(Saved data entries)
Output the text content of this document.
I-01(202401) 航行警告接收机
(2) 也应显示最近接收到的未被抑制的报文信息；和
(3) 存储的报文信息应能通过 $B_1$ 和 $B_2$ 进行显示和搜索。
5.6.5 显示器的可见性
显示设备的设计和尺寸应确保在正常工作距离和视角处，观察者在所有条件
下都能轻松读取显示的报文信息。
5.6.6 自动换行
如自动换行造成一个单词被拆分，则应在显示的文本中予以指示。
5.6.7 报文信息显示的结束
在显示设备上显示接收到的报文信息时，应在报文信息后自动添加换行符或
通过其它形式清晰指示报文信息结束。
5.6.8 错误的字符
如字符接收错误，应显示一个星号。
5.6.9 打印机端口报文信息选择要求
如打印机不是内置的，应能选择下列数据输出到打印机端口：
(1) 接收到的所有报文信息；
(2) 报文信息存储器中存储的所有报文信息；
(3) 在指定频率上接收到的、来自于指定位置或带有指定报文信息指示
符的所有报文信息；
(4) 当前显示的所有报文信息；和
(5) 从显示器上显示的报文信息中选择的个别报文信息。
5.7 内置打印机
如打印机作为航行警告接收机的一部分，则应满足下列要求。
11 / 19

:: PROBLEM ::
Print all the data exactly.

:: ANSWER FOR THE TASK ::
Output the text content of this document.
I-01(202401) 航行警告接收机
(2) 也应显示最近接收到的未被抑制的报文信息；和
(3) 存储的报文信息应能通过 $B_1$ 和 $B_2$ 进行显示和搜索。
5.6.5 显示器的可见性
显示设备的设计和尺寸应确保在正常工作距离和视角处，观察者在所有条件
下都能轻松读取显示的报文信息。
5.6.6 自动换行
如自动换行造成一个单词被拆分，则应在显示的文本中予以指示。
5.6.7 报文信息显示的结束
在显示设备上显示接收到的报文信息时，应在报文信息后自动添加换行符或
通过其它形式清晰指示报文信息结束。
5.6.8 错误的字符
如字符接收错误，应显示一个星号。
5.6.9 打印机端口报文信息选择要求
如打印机不是内置的，应能选择下列数据输出到打印机端口：
(1) 接收到的所有报文信息；
(2) 报文信息存储器中存储的所有报文信息；
(3) 在指定频率上接收到的、来自于指定位置或带有指定报文信息指示
符的所有报文信息；
(4) 当前显示的所有报文信息；和
(5) 从显示器上显示的报文信息中选择的个别报文信息。
5.7 内置打印机
如打印机作为航行警告接收机的一部分，则应满足下列要求。
11 / 19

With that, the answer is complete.